:: Exercise aim ::
Would you please copy each line below that includes the string "left"?

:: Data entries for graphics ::
===

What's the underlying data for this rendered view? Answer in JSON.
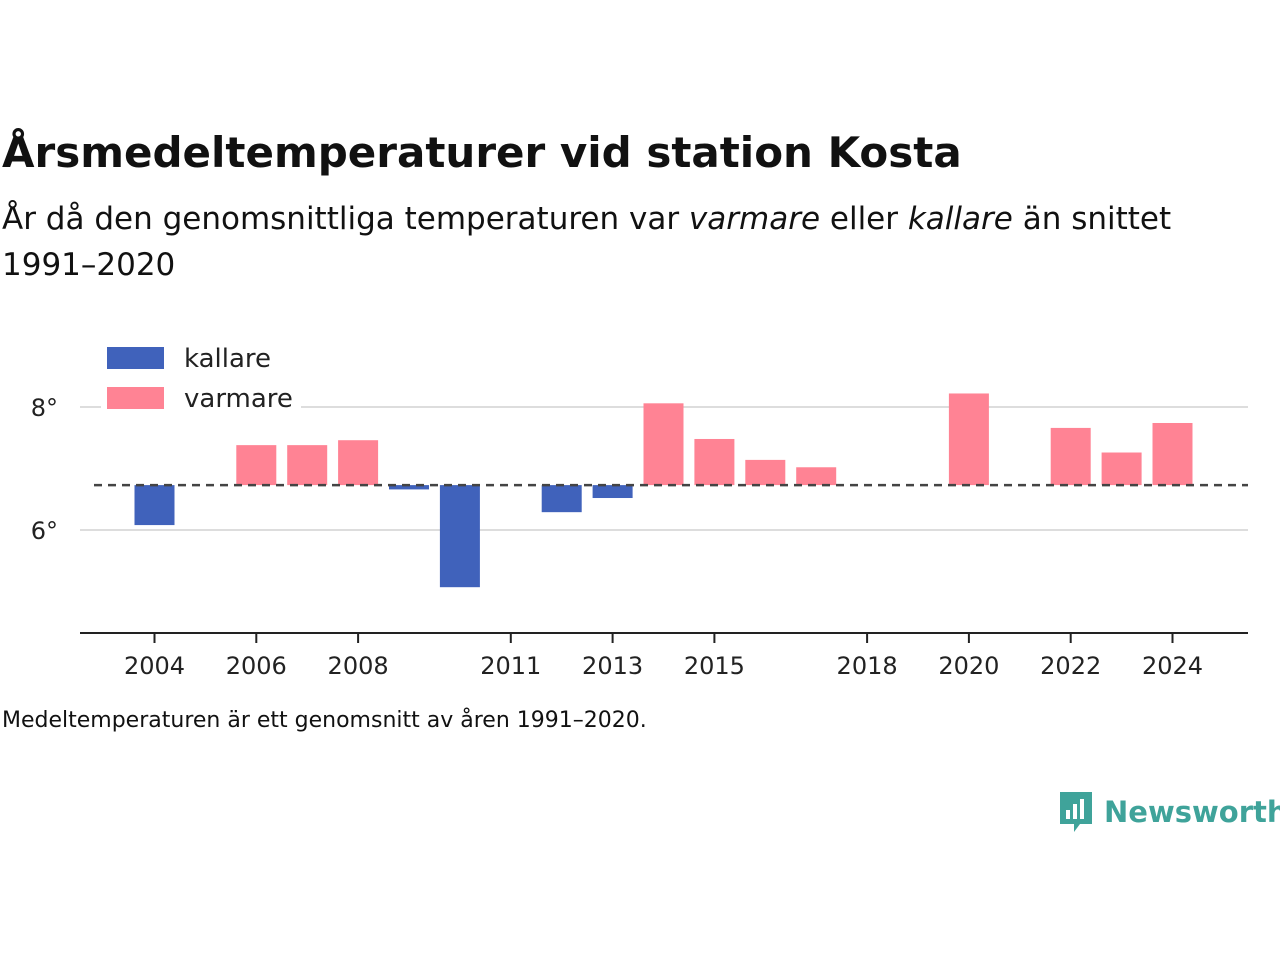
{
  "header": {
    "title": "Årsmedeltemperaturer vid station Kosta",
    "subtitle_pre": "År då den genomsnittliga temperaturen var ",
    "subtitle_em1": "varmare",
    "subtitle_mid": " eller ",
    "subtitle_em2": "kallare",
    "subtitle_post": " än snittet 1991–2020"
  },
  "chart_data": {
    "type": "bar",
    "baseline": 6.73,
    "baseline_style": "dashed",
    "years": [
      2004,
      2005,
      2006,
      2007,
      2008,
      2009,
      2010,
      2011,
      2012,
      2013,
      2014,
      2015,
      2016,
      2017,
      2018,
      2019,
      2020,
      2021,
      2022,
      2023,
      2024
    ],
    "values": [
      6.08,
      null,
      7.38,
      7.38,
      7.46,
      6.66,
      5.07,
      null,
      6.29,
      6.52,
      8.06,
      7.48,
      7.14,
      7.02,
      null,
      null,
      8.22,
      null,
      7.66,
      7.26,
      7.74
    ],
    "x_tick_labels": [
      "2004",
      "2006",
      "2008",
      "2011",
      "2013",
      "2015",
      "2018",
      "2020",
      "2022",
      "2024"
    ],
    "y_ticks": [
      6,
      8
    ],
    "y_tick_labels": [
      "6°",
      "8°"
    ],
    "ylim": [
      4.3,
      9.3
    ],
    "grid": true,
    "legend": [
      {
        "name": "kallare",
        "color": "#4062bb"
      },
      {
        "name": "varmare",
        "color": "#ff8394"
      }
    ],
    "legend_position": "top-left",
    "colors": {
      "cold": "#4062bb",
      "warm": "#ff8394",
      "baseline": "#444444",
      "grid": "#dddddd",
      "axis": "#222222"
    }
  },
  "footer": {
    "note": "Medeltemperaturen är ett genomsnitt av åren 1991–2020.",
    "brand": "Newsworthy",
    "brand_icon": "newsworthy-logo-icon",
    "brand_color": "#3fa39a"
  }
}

===

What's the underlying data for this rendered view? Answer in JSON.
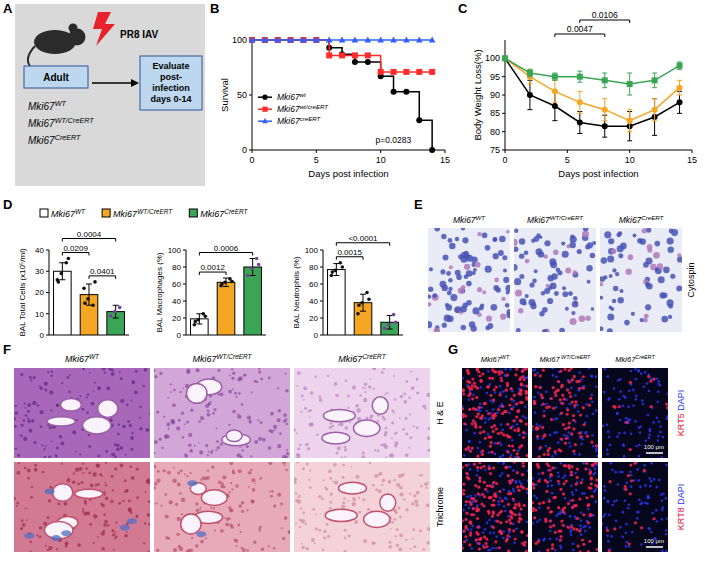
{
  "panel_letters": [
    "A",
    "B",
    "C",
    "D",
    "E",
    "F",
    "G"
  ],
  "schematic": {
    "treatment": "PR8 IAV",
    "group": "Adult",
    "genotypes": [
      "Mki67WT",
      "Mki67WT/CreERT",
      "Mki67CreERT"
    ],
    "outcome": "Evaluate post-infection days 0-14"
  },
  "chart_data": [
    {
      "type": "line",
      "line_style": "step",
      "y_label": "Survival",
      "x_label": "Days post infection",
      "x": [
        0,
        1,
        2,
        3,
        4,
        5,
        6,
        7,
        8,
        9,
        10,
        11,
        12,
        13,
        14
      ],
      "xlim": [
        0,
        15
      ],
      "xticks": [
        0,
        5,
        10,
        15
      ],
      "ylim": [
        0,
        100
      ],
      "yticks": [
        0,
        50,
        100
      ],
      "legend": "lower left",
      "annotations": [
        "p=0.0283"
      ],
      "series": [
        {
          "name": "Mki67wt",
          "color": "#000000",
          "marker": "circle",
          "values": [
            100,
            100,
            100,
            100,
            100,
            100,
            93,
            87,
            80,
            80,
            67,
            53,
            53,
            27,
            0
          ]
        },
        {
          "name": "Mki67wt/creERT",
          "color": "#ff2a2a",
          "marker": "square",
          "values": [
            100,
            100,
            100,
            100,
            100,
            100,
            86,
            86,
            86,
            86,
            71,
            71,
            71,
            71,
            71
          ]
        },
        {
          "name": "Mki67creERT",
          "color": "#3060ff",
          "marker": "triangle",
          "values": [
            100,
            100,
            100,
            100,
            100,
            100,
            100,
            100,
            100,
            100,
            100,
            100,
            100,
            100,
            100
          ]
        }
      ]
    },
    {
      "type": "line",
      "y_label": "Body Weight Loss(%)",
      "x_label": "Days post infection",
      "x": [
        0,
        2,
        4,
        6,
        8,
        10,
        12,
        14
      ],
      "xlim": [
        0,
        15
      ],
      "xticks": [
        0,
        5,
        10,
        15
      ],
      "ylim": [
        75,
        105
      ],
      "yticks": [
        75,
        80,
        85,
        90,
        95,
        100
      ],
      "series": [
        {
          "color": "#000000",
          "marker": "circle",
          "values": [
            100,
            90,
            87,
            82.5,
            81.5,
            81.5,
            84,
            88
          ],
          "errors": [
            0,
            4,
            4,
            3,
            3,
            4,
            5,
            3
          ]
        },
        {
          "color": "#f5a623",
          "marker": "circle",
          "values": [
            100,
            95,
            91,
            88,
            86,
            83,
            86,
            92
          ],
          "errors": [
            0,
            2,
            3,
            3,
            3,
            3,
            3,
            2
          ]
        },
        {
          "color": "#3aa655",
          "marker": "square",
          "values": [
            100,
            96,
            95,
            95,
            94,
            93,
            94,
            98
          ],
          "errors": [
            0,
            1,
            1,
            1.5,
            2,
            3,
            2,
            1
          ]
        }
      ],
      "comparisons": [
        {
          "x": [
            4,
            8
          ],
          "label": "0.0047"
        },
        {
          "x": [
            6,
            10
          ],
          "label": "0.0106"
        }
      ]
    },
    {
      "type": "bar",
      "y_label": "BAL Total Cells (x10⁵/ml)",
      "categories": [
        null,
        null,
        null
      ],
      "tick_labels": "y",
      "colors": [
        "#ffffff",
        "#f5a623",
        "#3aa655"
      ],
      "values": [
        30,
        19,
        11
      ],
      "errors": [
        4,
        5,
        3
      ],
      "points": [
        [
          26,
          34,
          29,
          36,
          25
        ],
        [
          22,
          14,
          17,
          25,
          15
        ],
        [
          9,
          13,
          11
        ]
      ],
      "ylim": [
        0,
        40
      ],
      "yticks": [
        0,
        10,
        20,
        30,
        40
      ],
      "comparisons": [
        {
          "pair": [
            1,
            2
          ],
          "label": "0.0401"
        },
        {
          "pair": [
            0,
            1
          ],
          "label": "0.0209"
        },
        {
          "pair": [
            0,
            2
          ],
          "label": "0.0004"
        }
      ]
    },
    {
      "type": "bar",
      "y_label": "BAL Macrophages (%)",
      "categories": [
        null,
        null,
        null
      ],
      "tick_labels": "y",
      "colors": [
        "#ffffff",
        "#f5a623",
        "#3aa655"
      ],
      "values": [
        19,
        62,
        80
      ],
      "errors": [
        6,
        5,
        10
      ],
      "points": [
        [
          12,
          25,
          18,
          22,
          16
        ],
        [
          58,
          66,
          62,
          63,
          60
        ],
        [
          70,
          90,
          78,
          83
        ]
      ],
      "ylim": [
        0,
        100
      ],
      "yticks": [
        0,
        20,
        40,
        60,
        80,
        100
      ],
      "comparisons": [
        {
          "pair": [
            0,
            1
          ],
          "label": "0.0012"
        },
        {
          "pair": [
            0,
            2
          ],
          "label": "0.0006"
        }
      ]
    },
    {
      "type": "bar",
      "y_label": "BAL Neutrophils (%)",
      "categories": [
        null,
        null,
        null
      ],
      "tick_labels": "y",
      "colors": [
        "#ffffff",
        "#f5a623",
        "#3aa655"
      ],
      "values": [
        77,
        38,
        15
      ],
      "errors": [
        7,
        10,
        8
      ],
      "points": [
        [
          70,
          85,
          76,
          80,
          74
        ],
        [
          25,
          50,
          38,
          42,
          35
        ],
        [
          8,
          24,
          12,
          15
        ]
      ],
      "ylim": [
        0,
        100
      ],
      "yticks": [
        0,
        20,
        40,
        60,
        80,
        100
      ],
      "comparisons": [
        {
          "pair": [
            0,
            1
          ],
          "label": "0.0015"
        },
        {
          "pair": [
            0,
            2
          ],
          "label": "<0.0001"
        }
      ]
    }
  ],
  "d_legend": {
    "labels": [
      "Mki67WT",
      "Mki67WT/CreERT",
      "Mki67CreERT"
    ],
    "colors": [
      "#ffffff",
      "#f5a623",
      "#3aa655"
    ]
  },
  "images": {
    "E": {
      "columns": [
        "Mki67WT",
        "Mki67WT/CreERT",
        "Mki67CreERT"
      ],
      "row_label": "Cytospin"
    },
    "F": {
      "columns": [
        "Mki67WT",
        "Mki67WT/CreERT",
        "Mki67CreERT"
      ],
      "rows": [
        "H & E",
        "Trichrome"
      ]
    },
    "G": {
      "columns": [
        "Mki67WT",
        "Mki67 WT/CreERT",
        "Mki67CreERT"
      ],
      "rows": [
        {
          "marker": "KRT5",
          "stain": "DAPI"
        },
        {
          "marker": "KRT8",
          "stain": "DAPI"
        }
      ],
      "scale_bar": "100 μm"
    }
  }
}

===

:: The completed task ::
    "legend_position": "top-left",
      "legend": "lower left",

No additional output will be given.